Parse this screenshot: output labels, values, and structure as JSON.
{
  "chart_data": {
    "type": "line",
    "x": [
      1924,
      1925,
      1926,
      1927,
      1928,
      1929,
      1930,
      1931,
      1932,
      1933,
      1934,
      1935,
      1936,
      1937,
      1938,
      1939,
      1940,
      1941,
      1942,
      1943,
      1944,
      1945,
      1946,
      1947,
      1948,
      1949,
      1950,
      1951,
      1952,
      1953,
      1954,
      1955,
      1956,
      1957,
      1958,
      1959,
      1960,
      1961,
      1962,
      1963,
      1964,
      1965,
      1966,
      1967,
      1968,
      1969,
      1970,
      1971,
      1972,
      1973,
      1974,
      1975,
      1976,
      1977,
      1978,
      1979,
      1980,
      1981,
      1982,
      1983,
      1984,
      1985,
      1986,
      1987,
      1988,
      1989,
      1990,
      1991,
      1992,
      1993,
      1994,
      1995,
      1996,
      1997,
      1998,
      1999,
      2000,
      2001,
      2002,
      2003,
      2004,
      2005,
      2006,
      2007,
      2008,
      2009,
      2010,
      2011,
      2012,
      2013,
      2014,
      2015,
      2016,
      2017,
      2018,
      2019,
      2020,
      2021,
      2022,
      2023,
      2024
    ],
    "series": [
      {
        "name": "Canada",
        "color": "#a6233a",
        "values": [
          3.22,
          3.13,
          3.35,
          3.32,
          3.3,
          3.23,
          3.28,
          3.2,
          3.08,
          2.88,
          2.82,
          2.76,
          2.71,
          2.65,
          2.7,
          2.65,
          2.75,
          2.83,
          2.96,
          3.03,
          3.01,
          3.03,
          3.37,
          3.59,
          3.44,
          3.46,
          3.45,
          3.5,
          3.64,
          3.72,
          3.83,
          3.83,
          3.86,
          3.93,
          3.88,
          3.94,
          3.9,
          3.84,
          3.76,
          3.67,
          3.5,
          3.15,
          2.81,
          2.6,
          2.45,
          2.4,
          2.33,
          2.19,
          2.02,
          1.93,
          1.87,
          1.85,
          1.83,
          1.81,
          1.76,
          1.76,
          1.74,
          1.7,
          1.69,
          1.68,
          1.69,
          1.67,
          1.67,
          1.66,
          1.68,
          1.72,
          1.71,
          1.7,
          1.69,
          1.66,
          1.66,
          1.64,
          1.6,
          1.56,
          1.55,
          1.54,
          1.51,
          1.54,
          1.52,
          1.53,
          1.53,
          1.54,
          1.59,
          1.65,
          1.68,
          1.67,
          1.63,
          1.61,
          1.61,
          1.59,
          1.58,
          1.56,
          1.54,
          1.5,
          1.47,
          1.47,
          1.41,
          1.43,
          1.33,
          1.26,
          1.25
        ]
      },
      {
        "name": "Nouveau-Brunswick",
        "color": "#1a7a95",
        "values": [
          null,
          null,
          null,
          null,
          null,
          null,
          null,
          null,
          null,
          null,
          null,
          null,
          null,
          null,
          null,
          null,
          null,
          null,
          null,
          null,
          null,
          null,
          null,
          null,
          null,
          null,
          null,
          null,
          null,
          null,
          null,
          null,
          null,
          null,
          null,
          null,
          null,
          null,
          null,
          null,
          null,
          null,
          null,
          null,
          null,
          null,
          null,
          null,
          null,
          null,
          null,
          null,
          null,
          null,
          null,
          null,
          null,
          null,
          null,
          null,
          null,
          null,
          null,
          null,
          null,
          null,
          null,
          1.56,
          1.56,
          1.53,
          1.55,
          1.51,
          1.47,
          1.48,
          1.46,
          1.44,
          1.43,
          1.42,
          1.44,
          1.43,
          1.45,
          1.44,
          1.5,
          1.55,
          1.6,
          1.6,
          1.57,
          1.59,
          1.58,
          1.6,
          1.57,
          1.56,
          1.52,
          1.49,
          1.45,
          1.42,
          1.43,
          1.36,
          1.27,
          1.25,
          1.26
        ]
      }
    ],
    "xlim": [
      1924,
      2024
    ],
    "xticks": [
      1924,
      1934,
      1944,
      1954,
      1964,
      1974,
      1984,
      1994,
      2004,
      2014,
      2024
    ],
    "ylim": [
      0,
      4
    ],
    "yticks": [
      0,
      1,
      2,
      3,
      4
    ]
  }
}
────
(GIVEN INSTRUCTION)
Please restate the data word for word, every record included.

(RESULT OF THE EXERCISE)
Parse this screenshot: output labels, values, and structure as JSON.
{
  "chart_data": {
    "type": "line",
    "x": [
      1924,
      1925,
      1926,
      1927,
      1928,
      1929,
      1930,
      1931,
      1932,
      1933,
      1934,
      1935,
      1936,
      1937,
      1938,
      1939,
      1940,
      1941,
      1942,
      1943,
      1944,
      1945,
      1946,
      1947,
      1948,
      1949,
      1950,
      1951,
      1952,
      1953,
      1954,
      1955,
      1956,
      1957,
      1958,
      1959,
      1960,
      1961,
      1962,
      1963,
      1964,
      1965,
      1966,
      1967,
      1968,
      1969,
      1970,
      1971,
      1972,
      1973,
      1974,
      1975,
      1976,
      1977,
      1978,
      1979,
      1980,
      1981,
      1982,
      1983,
      1984,
      1985,
      1986,
      1987,
      1988,
      1989,
      1990,
      1991,
      1992,
      1993,
      1994,
      1995,
      1996,
      1997,
      1998,
      1999,
      2000,
      2001,
      2002,
      2003,
      2004,
      2005,
      2006,
      2007,
      2008,
      2009,
      2010,
      2011,
      2012,
      2013,
      2014,
      2015,
      2016,
      2017,
      2018,
      2019,
      2020,
      2021,
      2022,
      2023,
      2024
    ],
    "series": [
      {
        "name": "Canada",
        "color": "#a6233a",
        "values": [
          3.22,
          3.13,
          3.35,
          3.32,
          3.3,
          3.23,
          3.28,
          3.2,
          3.08,
          2.88,
          2.82,
          2.76,
          2.71,
          2.65,
          2.7,
          2.65,
          2.75,
          2.83,
          2.96,
          3.03,
          3.01,
          3.03,
          3.37,
          3.59,
          3.44,
          3.46,
          3.45,
          3.5,
          3.64,
          3.72,
          3.83,
          3.83,
          3.86,
          3.93,
          3.88,
          3.94,
          3.9,
          3.84,
          3.76,
          3.67,
          3.5,
          3.15,
          2.81,
          2.6,
          2.45,
          2.4,
          2.33,
          2.19,
          2.02,
          1.93,
          1.87,
          1.85,
          1.83,
          1.81,
          1.76,
          1.76,
          1.74,
          1.7,
          1.69,
          1.68,
          1.69,
          1.67,
          1.67,
          1.66,
          1.68,
          1.72,
          1.71,
          1.7,
          1.69,
          1.66,
          1.66,
          1.64,
          1.6,
          1.56,
          1.55,
          1.54,
          1.51,
          1.54,
          1.52,
          1.53,
          1.53,
          1.54,
          1.59,
          1.65,
          1.68,
          1.67,
          1.63,
          1.61,
          1.61,
          1.59,
          1.58,
          1.56,
          1.54,
          1.5,
          1.47,
          1.47,
          1.41,
          1.43,
          1.33,
          1.26,
          1.25
        ]
      },
      {
        "name": "Nouveau-Brunswick",
        "color": "#1a7a95",
        "values": [
          null,
          null,
          null,
          null,
          null,
          null,
          null,
          null,
          null,
          null,
          null,
          null,
          null,
          null,
          null,
          null,
          null,
          null,
          null,
          null,
          null,
          null,
          null,
          null,
          null,
          null,
          null,
          null,
          null,
          null,
          null,
          null,
          null,
          null,
          null,
          null,
          null,
          null,
          null,
          null,
          null,
          null,
          null,
          null,
          null,
          null,
          null,
          null,
          null,
          null,
          null,
          null,
          null,
          null,
          null,
          null,
          null,
          null,
          null,
          null,
          null,
          null,
          null,
          null,
          null,
          null,
          null,
          1.56,
          1.56,
          1.53,
          1.55,
          1.51,
          1.47,
          1.48,
          1.46,
          1.44,
          1.43,
          1.42,
          1.44,
          1.43,
          1.45,
          1.44,
          1.5,
          1.55,
          1.6,
          1.6,
          1.57,
          1.59,
          1.58,
          1.6,
          1.57,
          1.56,
          1.52,
          1.49,
          1.45,
          1.42,
          1.43,
          1.36,
          1.27,
          1.25,
          1.26
        ]
      }
    ],
    "xlim": [
      1924,
      2024
    ],
    "xticks": [
      1924,
      1934,
      1944,
      1954,
      1964,
      1974,
      1984,
      1994,
      2004,
      2014,
      2024
    ],
    "ylim": [
      0,
      4
    ],
    "yticks": [
      0,
      1,
      2,
      3,
      4
    ]
  }
}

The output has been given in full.